### [抜粋本文]
# # # #
竹中工務店、4年ぶり中間増益 採算重視の受注が寄与
竹中工務店が30日発表した2010年6月中間連結決算は、本業のもうけを示す営業利益が前年同期比52.9%増の122億円となり、
上期としては06年以来4年ぶりの増益を確保した。採算重視の受注を進めたことが寄与した。
ただ、ゼネコン各社は公共投資と民間設備投資の大幅な減少に加え、海外の売上高も落ち込む“三重苦”に直面しており、
竹中工務店も採算的には「利益率が低い状況」(辻幸財務室長)が依然続いている。
売上高は5.3%減の5498億円と、上期では2年ぶりの減収となった。
民間製造業の設備投資が縮小した影響のほか、欧州地域向けを中心とする伸び悩みから、全体の受注高が1.4%減の4511億円と苦戦したことが直撃した。
ただ、工事の採算性の改善を図り、コスト削減を強化したことで、経常利益は31%増の138億円と2けたの伸びとなった。
「量より質の活動を続けた効果が少しずつ表れてきた」(俵谷宗克常務執行役員)という。
10年12月期の見通しは、売上高を前期比5.6%減の1兆1100億円と当初計画の1兆1505億円から下方修正した。
公共投資や民間設備投資の縮小が下期も予想され、竹中本体の建設工事受注高が当初計画より1000億円少ない19%減の7000億円にとどまる見込みになったことが要因。
7000億円台に落ち込むのは1986年以来24年ぶりという。
ただ、厳しい環境の中でも引き続き採算を重視した受注活動を徹底することで、
営業利益は14.9%増の170億円、経常利益は11.4%増の205億円と2けたの増益を予想。
# # # #
### [抽出資料]
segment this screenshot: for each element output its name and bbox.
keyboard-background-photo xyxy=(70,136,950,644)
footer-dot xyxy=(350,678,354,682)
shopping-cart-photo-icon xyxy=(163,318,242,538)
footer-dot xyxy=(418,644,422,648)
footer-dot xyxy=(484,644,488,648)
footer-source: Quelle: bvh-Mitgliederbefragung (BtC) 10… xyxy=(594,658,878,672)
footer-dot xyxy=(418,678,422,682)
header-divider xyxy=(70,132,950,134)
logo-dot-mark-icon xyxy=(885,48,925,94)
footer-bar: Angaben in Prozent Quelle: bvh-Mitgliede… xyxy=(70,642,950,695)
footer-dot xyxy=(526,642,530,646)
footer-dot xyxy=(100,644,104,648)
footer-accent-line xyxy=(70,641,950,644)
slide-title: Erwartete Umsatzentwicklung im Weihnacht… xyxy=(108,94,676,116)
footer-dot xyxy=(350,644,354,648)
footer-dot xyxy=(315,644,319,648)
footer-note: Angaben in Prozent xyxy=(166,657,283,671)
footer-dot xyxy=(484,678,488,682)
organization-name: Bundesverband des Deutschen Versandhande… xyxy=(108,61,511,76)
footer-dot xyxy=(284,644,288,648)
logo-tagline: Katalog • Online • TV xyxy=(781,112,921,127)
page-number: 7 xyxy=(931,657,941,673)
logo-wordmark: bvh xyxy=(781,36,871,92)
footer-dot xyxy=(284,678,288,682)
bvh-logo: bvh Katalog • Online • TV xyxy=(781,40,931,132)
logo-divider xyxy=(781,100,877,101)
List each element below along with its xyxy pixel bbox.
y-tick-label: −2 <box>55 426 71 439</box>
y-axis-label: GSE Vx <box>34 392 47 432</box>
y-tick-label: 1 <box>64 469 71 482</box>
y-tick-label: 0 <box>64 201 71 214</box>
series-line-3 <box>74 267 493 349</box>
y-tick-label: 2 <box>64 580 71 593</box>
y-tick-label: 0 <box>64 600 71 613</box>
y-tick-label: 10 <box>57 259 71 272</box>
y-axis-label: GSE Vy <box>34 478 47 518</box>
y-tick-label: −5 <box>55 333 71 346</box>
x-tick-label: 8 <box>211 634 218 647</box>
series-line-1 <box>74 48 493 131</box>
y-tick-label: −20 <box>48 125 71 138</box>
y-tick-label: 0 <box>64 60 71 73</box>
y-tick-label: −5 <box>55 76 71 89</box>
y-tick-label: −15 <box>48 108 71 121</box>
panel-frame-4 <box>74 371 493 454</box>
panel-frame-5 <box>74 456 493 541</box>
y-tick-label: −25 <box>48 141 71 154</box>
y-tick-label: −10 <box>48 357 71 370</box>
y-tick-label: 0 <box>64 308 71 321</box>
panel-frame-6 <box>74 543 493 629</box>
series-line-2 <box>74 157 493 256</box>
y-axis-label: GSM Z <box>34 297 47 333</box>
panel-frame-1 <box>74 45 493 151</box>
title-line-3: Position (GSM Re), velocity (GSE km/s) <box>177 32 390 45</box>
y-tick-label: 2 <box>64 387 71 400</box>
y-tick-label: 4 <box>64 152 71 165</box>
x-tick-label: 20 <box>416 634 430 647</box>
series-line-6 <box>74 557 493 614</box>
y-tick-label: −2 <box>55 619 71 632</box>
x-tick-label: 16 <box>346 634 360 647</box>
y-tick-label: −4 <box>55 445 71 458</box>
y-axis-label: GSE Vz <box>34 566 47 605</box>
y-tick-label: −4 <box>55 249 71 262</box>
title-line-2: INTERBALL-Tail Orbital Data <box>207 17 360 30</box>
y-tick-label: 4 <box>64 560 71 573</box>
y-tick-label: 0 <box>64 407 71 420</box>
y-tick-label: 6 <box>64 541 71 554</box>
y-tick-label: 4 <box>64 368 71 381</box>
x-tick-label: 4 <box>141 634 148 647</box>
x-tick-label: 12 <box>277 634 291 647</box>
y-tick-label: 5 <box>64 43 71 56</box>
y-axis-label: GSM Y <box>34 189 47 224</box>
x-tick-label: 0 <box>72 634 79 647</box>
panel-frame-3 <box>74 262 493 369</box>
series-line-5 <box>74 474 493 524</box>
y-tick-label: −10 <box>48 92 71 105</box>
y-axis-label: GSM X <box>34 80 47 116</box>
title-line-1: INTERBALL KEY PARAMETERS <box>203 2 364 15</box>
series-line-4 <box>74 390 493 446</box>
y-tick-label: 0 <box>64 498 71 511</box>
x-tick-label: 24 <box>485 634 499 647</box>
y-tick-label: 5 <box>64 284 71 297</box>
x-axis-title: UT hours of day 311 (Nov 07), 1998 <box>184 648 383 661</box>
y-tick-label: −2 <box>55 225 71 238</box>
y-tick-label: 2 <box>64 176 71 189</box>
# # # #
### [課題 1]
竹中工務店の決算記事から、「竹中工務店、4年ぶり中間増益 採算重視の受注が寄与」で始まり「5億円と2けたの増益を予想。」で終わるまでの部分を、一字も変えずに書き写すこと。
### [課題 2]
竹中工務店の決算記事によると、10年12月期の売上高見通しは、当初計画の額からいくらに下方修正されたか。
### [課題 3]
次の(a)〜(c)は竹中工務店の決算記事の内容と合っているか。それぞれ「はい」か「いいえ」で答え、判断の根拠となる記事中の語句をそのまま引用すること。
(a) 上期の営業利益は、06年以来4年ぶりの増益となった。
(b) 上期の売上高は、前年同期と比べて増加した。
(c) 竹中本体の建設工事受注高が7000億円台に落ち込むのは、1986年以来である。

### [解答 1]
竹中工務店、4年ぶり中間増益 採算重視の受注が寄与
竹中工務店が30日発表した2010年6月中間連結決算は、本業のもうけを示す営業利益が前年同期比52.9%増の122億円となり、
上期としては06年以来4年ぶりの増益を確保した。採算重視の受注を進めたことが寄与した。
ただ、ゼネコン各社は公共投資と民間設備投資の大幅な減少に加え、海外の売上高も落ち込む“三重苦”に直面しており、
竹中工務店も採算的には「利益率が低い状況」(辻幸財務室長)が依然続いている。
売上高は5.3%減の5498億円と、上期では2年ぶりの減収となった。
民間製造業の設備投資が縮小した影響のほか、欧州地域向けを中心とする伸び悩みから、全体の受注高が1.4%減の4511億円と苦戦したことが直撃した。
ただ、工事の採算性の改善を図り、コスト削減を強化したことで、経常利益は31%増の138億円と2けたの伸びとなった。
「量より質の活動を続けた効果が少しずつ表れてきた」(俵谷宗克常務執行役員)という。
10年12月期の見通しは、売上高を前期比5.6%減の1兆1100億円と当初計画の1兆1505億円から下方修正した。
公共投資や民間設備投資の縮小が下期も予想され、竹中本体の建設工事受注高が当初計画より1000億円少ない19%減の7000億円にとどまる見込みになったことが要因。
7000億円台に落ち込むのは1986年以来24年ぶりという。
ただ、厳しい環境の中でも引き続き採算を重視した受注活動を徹底することで、
営業利益は14.9%増の170億円、経常利益は11.4%増の205億円と2けたの増益を予想。

### [解答 2]
当初計画の1兆1505億円から、1兆1100億円に下方修正された。

### [解答 3]
(a) はい。「上期としては06年以来4年ぶりの増益を確保した」
(b) いいえ。「売上高は5.3%減の5498億円と、上期では2年ぶりの減収となった」
(c) はい。「7000億円台に落ち込むのは1986年以来24年ぶりという」